Obgleich auch nicht rein genug im Geiste um eine heitere Wirkung in die Ferne zu versuchen, so will ich doch wenigstens einiges der obwaltenden Fragen und Zustände berühren. Herr Hofrath Thiersch hat mir gar manches Gute mitgebracht, danken Sie den ansehnlichen Gliedern des höchst löblichen Kunstvereins, auch Herrn v. Hormayr bitte mich zu empfehlen. Neureuther macht mich durch das 3. und 4. Heft seiner Randzeichnungen wahrhaft glücklich, da kann man denn doch einmal sagen: Es ist alles was es an seiner Stelle seyn soll und mehr und über alle Erwartung.

Sie fragen nach denen Heften die wir auszugeben im Gange waren; ich mußte sie für den Augenblick aufgeben da die Sorge für die letzten Sendungen meiner Werke eher sich steigert als abnahm. Indessen haben wir Einzelnes den Wiener und Berliner Jahrbüchern überlassen, um zu versuchen wie unsre Worte aus einer andern Weltgegend her klingen. Reichen sie bis zu Ihnen so werden sie gewiß keinen fremden Eindruck machen.

»Ein gutes Wort findet eine gute Statt« und so hat auch Ihr liebes vermittelndes Schreiben gewirkt; eins aber muß ich hinzufügen. In den hohen Jahren werden mir alle halbe Verhältnisse ganz unmöglich durchzuführen; das famose leben und leben lassen, [266] wodurch wir unsre Tage zu Grunde richten, geht nicht mehr; was nicht rein aus der Seele kommt kann nicht ausgesprochen werden.

In jenen Aufsätzen werden Sie den Werth Ihrer Bemühungen treufreundlich beachtet finden.

Über den naturwissenschaftlichen Streit in Paris finden Sie eine Andeutung in den Berliner Jahrbüchern. Die Fortsetzung ist geschrieben und bedarf jetzt nur einer sinnigen Redaction. Doch sind wissenschaftlichen Händel nicht von der Art zur Zeit so großer Ereignisse ein lebhaftes Interesse zu unterhalten. Ich arbeiten unterdessen im Stillen fort, denn diese Differenz der Ansicht wird im Fortgange der Wissenschaften immer wieder hervortreten.

Die vierzig Gulden für das wirklich interessante Gebetbüchlein auszuzahlen hat der Kassirer Auftrag erhalten. Auch die frühere Schuld wird hoffentlich durch denselben schon getilgt seyn.
::::::::::
Kurzaufgabe A: Ändere in den Datensätzen die Zeilen beginnend mit der Zeile, die „connection-point xyxy=(87,210,96,219)“ enthält, und endend mit der Zeile, die „curve-r-2 xyxy=(80,40,968,712)“ enthält, indem du „zero-rate-point“ durch „null-rate-point“ ersetzt. Gib nur diese Zeilen aus, sonst unverändert.
::::::::::
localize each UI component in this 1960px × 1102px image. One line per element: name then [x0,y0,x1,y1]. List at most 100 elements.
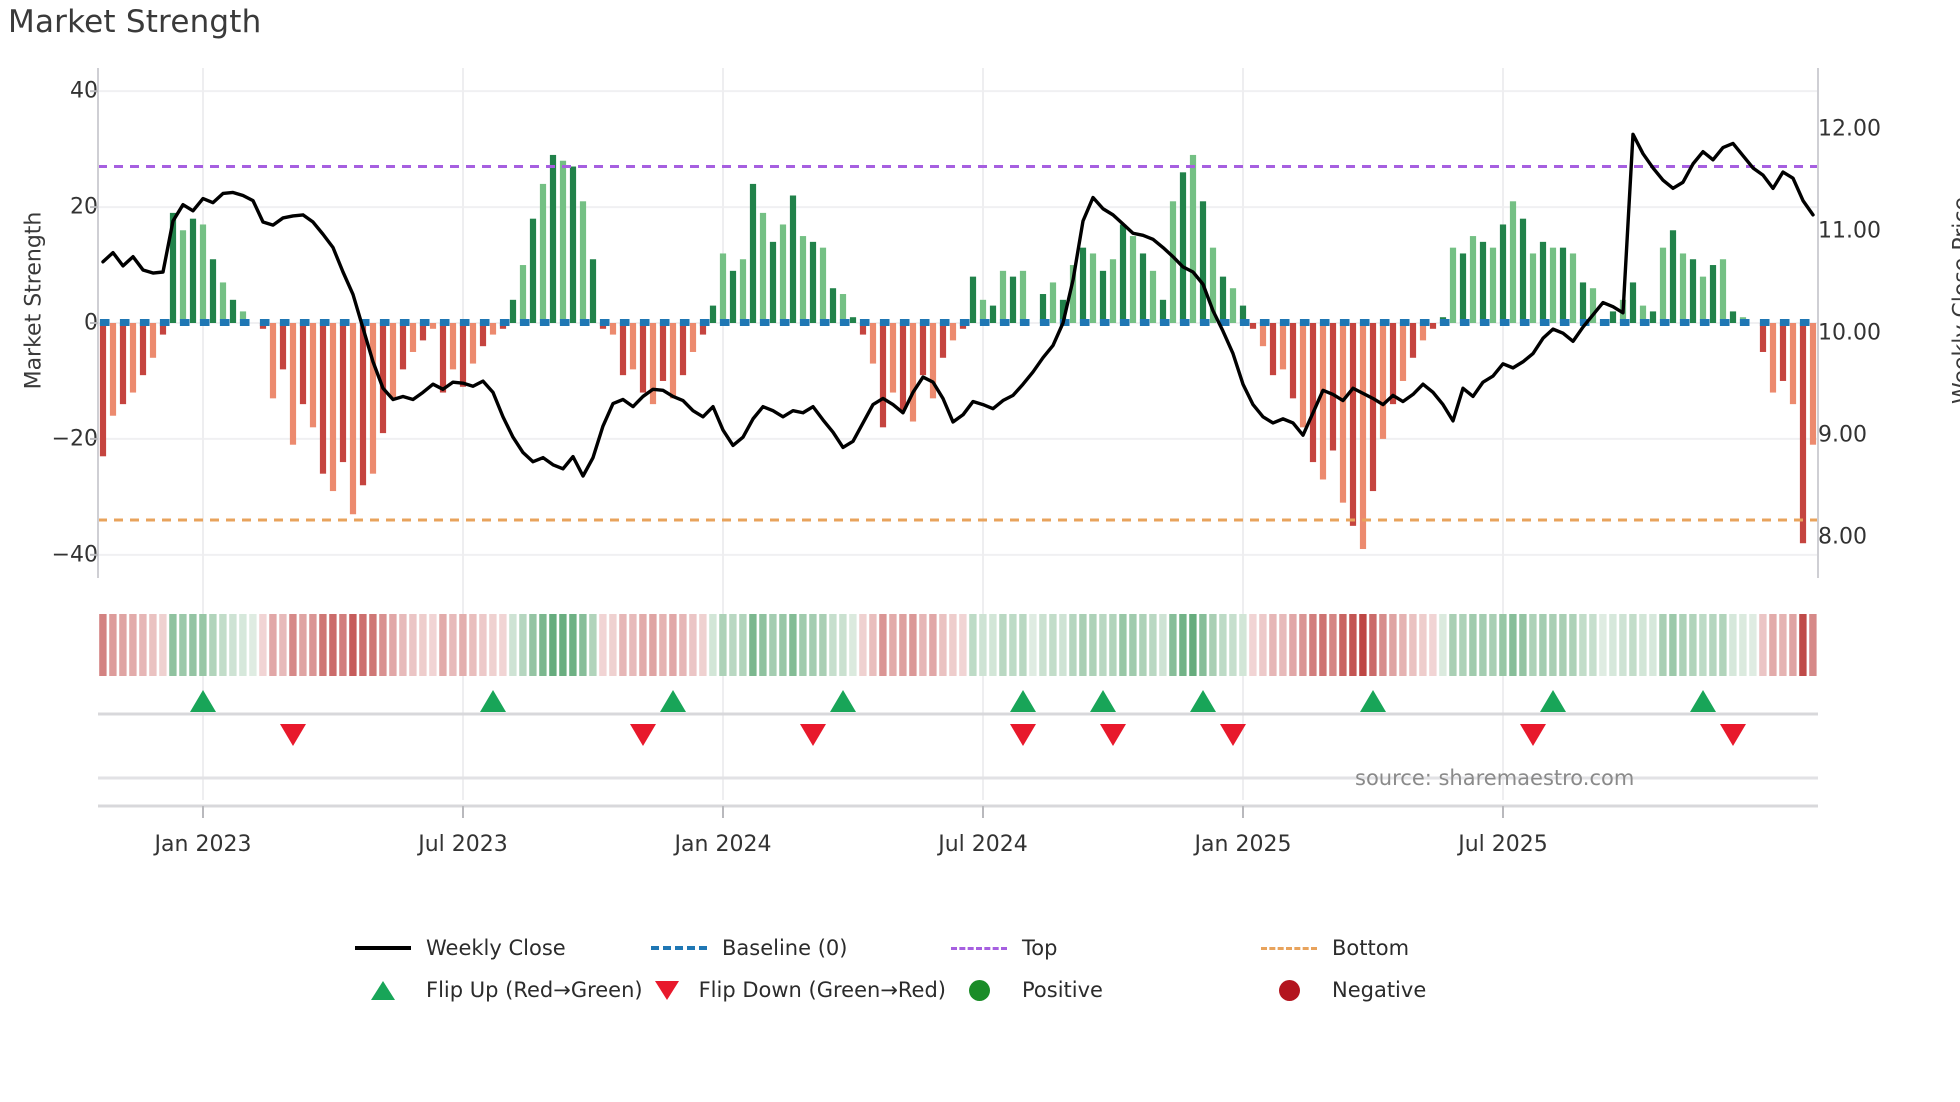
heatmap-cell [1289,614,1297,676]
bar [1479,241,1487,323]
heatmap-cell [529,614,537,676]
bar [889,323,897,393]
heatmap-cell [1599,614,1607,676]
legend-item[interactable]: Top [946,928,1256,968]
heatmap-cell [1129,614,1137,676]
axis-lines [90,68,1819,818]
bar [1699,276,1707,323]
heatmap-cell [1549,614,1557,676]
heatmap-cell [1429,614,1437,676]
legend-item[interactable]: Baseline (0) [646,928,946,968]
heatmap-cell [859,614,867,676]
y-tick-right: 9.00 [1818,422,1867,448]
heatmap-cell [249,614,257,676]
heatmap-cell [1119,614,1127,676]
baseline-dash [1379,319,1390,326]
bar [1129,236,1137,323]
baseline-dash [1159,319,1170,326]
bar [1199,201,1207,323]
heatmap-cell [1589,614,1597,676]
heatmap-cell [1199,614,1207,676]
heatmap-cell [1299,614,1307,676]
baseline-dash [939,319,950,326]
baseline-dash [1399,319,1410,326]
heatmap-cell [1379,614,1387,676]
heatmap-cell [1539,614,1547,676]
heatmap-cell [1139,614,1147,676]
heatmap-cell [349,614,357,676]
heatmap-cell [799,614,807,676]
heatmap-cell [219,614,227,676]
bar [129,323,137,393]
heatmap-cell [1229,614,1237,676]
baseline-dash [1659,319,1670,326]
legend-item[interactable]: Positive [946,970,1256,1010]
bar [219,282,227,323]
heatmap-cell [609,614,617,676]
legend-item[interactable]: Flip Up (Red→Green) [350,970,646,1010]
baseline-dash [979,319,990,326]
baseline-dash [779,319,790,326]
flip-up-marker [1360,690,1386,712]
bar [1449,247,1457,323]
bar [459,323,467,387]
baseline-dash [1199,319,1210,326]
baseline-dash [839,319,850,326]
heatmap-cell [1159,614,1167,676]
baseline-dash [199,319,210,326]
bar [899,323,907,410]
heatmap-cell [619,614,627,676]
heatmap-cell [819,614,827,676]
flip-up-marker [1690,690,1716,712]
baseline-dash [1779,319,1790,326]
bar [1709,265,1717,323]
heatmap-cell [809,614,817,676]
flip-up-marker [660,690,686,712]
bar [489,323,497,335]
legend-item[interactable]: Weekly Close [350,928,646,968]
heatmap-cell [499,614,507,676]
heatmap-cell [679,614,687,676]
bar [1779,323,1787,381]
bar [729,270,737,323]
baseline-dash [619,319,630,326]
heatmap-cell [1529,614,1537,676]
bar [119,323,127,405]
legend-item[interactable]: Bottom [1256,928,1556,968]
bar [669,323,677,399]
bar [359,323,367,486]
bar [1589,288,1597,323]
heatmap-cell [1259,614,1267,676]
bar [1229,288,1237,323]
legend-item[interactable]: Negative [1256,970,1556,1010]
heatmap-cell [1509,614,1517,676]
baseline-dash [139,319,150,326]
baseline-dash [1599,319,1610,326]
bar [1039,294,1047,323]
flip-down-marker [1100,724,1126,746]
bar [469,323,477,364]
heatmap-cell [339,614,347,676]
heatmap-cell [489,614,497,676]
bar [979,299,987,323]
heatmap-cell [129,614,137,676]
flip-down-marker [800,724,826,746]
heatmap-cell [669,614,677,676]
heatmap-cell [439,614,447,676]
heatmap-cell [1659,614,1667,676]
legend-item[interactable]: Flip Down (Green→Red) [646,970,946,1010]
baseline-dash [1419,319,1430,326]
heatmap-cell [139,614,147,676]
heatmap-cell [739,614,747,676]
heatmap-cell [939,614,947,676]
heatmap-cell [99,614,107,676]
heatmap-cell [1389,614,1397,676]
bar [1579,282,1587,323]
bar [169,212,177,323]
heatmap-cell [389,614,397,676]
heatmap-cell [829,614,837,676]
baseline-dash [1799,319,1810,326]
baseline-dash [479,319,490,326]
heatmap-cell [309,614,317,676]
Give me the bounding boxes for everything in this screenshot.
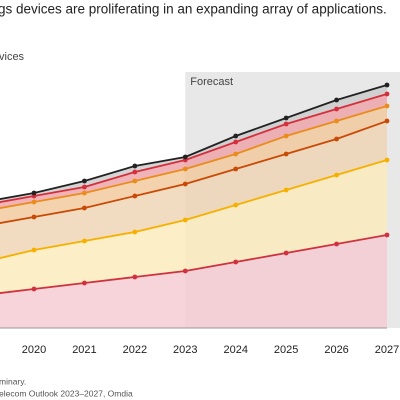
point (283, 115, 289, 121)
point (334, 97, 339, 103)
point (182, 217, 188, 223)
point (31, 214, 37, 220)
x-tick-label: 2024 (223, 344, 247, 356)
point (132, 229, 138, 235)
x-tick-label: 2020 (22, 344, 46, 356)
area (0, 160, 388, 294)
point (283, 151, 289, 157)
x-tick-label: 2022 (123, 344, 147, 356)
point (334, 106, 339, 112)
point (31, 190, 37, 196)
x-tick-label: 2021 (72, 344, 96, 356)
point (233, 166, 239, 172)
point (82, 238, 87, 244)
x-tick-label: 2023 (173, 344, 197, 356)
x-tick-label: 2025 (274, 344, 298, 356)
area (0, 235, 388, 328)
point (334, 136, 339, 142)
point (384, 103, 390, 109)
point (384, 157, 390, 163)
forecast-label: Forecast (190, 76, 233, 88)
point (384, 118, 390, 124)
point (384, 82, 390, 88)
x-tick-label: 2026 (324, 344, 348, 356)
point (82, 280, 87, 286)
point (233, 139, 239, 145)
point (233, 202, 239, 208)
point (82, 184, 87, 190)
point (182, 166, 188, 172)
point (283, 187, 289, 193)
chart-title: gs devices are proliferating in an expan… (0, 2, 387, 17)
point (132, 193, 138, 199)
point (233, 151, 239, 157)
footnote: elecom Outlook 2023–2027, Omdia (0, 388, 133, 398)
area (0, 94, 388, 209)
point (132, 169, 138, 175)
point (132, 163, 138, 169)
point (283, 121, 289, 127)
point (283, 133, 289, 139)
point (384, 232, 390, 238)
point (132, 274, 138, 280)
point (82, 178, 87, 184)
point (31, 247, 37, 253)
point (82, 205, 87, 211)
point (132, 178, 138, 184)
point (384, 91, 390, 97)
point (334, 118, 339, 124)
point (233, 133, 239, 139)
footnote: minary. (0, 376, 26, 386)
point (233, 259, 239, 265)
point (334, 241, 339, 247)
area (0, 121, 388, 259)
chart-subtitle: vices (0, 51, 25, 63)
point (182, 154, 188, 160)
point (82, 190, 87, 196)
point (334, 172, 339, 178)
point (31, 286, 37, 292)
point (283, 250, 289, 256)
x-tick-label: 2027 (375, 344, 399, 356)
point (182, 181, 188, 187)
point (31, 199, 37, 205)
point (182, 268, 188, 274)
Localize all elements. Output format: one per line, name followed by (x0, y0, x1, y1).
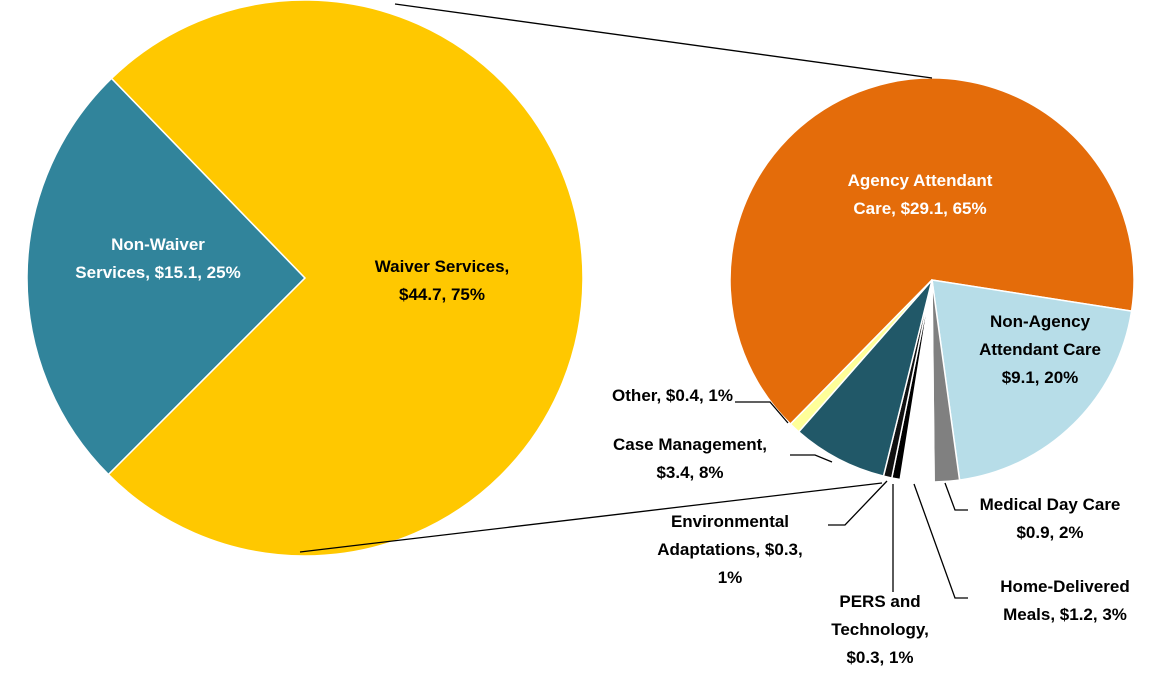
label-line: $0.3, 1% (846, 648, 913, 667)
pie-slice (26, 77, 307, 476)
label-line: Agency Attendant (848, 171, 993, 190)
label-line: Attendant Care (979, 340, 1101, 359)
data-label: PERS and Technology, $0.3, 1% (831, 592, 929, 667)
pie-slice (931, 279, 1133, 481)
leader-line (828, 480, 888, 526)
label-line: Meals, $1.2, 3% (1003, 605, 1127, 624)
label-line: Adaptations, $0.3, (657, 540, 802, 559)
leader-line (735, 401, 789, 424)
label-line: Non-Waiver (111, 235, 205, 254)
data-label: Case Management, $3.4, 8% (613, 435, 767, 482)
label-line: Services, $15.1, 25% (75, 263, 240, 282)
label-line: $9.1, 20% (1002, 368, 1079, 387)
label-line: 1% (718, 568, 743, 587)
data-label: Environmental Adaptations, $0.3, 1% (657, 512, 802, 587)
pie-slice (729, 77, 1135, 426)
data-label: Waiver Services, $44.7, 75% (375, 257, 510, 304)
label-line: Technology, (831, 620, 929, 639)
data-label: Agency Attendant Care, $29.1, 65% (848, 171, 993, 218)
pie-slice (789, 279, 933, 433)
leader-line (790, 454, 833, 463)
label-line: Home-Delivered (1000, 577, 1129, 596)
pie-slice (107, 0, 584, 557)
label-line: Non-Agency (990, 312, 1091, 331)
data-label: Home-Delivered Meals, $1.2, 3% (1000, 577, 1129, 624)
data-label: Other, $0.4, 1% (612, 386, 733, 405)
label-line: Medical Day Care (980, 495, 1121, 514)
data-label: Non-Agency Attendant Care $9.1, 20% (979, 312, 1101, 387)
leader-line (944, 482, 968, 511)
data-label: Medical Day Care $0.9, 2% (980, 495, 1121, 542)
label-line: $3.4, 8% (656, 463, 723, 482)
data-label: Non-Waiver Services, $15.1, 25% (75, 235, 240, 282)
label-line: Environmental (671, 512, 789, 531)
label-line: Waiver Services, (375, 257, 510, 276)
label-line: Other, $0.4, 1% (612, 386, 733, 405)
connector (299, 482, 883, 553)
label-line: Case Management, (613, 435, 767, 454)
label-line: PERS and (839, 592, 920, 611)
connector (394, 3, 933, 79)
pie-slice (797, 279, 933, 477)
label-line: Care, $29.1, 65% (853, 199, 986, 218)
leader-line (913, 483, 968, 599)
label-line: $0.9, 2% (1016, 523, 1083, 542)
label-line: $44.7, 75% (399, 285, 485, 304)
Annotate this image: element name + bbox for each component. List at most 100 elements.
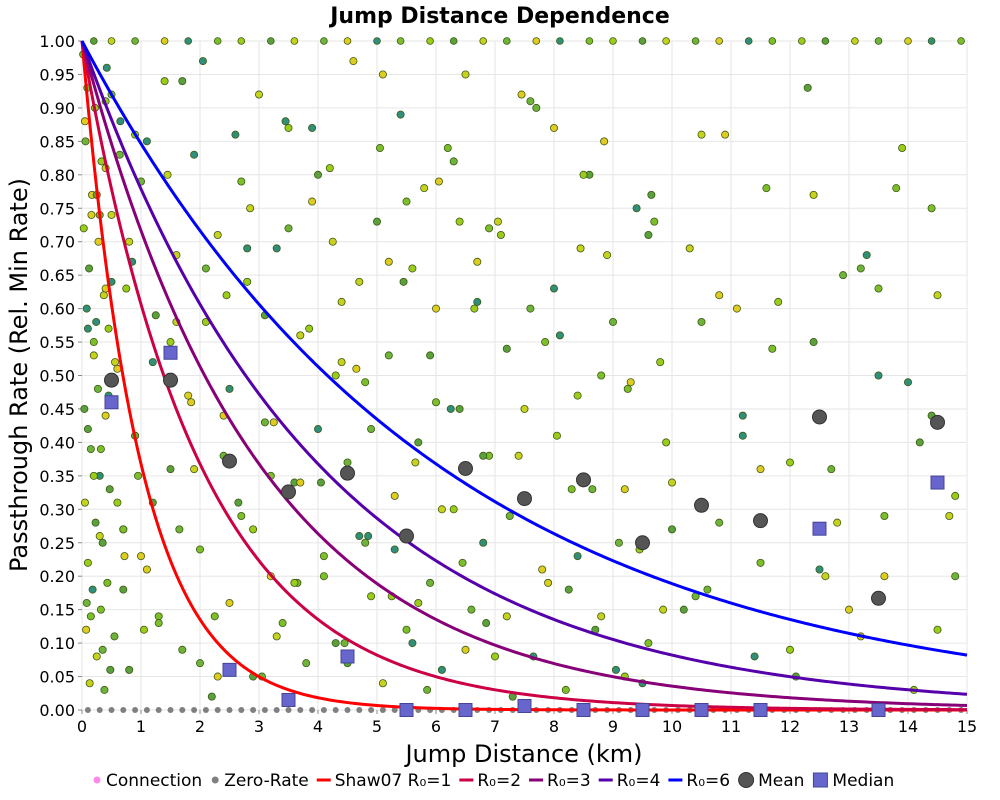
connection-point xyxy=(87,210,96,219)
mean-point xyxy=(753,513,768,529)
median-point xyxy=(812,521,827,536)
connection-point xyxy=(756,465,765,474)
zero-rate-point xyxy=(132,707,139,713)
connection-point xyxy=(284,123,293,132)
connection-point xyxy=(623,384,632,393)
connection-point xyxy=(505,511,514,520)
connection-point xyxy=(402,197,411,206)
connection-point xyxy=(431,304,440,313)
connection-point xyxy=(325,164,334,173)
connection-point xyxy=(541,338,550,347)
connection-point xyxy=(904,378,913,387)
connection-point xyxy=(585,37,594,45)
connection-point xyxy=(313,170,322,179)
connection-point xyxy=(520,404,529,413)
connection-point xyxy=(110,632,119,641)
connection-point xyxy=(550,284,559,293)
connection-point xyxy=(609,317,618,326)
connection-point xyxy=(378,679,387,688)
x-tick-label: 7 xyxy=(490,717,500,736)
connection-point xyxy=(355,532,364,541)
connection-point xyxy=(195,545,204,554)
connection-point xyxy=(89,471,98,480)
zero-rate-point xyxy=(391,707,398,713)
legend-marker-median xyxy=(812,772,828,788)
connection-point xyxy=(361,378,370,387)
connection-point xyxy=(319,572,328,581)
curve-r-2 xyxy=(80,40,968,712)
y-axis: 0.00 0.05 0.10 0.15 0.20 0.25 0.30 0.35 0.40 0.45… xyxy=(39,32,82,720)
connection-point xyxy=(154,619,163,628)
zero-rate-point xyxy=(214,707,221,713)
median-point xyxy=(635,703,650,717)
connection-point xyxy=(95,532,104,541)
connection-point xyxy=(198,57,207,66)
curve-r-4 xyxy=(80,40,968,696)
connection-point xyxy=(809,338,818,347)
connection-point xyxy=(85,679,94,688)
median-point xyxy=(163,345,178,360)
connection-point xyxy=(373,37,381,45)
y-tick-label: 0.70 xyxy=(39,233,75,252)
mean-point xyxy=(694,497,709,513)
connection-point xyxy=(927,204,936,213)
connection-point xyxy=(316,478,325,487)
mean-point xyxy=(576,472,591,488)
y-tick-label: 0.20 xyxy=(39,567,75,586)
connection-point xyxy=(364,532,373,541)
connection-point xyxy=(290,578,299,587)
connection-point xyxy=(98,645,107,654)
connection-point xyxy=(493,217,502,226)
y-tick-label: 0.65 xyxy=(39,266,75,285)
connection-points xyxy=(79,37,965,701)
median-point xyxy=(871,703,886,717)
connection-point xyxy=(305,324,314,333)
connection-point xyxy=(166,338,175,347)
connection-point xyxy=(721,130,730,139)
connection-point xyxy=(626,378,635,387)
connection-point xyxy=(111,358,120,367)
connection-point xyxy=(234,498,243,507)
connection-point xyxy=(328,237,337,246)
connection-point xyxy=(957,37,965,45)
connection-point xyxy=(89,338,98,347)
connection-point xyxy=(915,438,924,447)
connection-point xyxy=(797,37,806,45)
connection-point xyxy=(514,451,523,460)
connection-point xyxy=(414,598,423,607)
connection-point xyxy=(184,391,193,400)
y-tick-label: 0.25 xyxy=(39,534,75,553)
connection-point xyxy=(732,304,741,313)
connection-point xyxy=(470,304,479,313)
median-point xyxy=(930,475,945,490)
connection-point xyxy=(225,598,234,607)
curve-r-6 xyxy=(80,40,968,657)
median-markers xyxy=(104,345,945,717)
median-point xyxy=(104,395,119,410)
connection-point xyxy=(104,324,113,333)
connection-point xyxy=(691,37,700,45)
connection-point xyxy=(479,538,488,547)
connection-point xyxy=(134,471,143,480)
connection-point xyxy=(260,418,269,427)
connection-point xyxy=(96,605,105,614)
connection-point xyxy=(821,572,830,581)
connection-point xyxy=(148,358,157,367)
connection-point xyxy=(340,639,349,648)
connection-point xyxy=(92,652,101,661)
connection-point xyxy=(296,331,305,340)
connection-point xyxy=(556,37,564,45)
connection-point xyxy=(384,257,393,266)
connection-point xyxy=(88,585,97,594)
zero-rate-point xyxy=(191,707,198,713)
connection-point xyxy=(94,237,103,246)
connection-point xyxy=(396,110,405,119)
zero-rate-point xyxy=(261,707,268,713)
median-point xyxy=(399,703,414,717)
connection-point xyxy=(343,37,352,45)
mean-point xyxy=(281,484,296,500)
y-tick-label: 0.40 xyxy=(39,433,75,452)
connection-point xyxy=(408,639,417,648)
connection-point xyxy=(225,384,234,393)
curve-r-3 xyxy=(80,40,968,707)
::::::::::
Kurzaufgabe B: Wie viele Gulden soll der Kassirer laut dem vorliegenden Text für das Gebetbüchlein auszahlen?

Erwartete Antwort A:
connection-point xyxy=(87,210,96,219)
mean-point xyxy=(753,513,768,529)
median-point xyxy=(812,521,827,536)
connection-point xyxy=(756,465,765,474)
null-rate-point xyxy=(132,707,139,713)
connection-point xyxy=(284,123,293,132)
connection-point xyxy=(623,384,632,393)
connection-point xyxy=(505,511,514,520)
connection-point xyxy=(402,197,411,206)
connection-point xyxy=(431,304,440,313)
connection-point xyxy=(325,164,334,173)
connection-point xyxy=(541,338,550,347)
connection-point xyxy=(904,378,913,387)
connection-point xyxy=(585,37,594,45)
connection-point xyxy=(313,170,322,179)
connection-point xyxy=(520,404,529,413)
connection-point xyxy=(110,632,119,641)
connection-point xyxy=(550,284,559,293)
connection-point xyxy=(609,317,618,326)
connection-point xyxy=(378,679,387,688)
x-tick-label: 7 xyxy=(490,717,500,736)
connection-point xyxy=(355,532,364,541)
connection-point xyxy=(195,545,204,554)
connection-point xyxy=(89,471,98,480)
null-rate-point xyxy=(391,707,398,713)
legend-marker-median xyxy=(812,772,828,788)
connection-point xyxy=(361,378,370,387)
connection-point xyxy=(319,572,328,581)
curve-r-2 xyxy=(80,40,968,712)

Erwartete Antwort B: Vierzig Gulden.